Reproduce every line in the listing that contains the word "pattern".

○ ○ ○ ○

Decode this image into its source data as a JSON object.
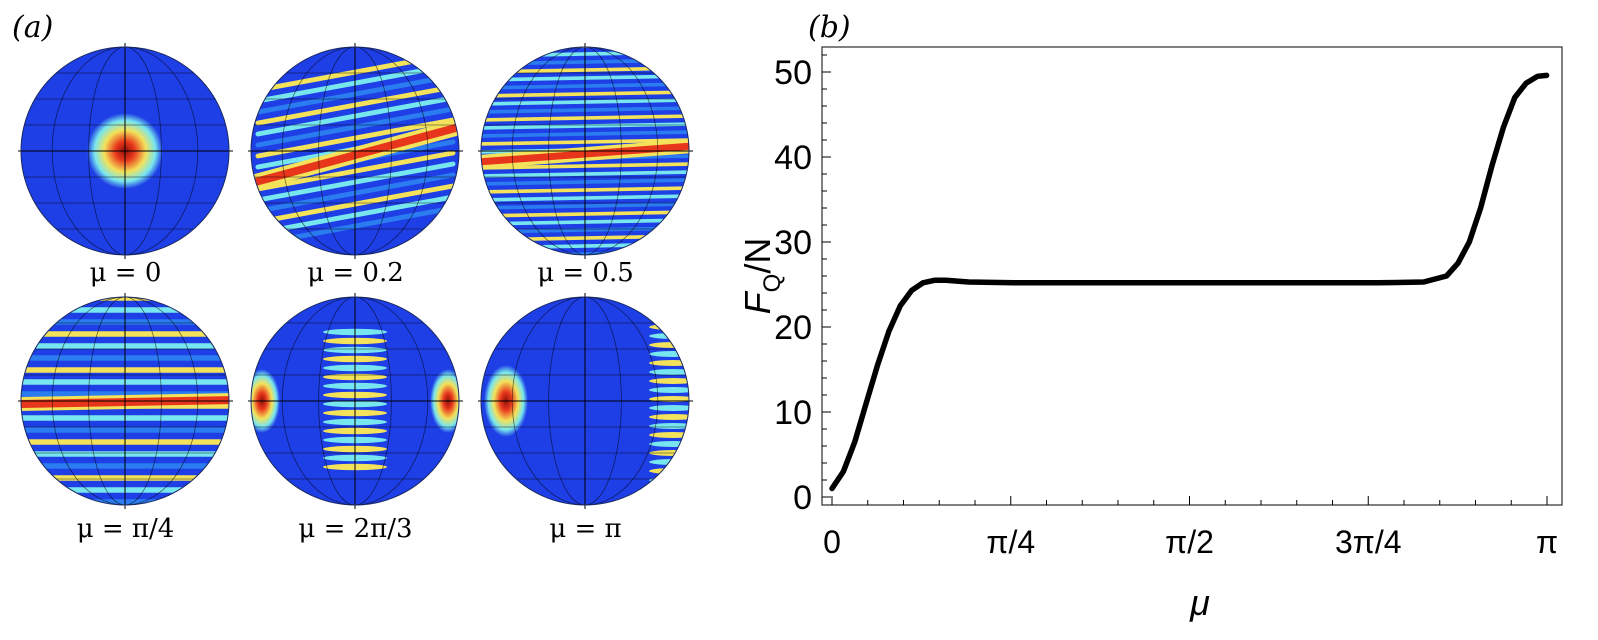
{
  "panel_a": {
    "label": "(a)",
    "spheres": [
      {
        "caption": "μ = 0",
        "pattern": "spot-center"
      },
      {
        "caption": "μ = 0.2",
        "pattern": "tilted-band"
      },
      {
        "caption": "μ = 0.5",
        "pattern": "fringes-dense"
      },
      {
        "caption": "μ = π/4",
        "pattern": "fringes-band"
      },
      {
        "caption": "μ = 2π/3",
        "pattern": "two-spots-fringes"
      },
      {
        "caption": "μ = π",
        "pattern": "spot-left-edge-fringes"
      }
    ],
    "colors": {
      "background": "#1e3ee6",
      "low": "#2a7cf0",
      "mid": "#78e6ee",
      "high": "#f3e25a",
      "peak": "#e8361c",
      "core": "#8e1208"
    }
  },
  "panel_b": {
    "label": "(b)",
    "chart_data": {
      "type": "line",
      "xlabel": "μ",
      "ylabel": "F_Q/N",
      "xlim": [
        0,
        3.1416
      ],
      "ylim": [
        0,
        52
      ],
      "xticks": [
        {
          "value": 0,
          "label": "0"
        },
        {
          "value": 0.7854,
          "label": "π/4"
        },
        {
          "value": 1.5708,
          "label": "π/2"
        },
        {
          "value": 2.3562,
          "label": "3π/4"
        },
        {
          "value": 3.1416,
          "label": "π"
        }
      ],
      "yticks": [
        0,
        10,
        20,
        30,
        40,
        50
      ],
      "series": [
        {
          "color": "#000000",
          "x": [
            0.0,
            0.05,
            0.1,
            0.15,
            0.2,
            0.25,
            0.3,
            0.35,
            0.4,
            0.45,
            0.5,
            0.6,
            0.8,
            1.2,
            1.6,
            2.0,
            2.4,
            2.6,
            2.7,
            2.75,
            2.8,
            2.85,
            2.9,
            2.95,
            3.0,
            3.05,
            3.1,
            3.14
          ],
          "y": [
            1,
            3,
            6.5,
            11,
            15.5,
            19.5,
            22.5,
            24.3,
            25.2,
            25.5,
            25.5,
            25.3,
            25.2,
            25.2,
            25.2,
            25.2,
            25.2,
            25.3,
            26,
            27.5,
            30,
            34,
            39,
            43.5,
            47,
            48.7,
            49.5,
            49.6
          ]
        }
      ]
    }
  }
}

○ ○ ○ ○

**Written answer**
        "pattern": "spot-center"
        "pattern": "tilted-band"
        "pattern": "fringes-dense"
        "pattern": "fringes-band"
        "pattern": "two-spots-fringes"
        "pattern": "spot-left-edge-fringes"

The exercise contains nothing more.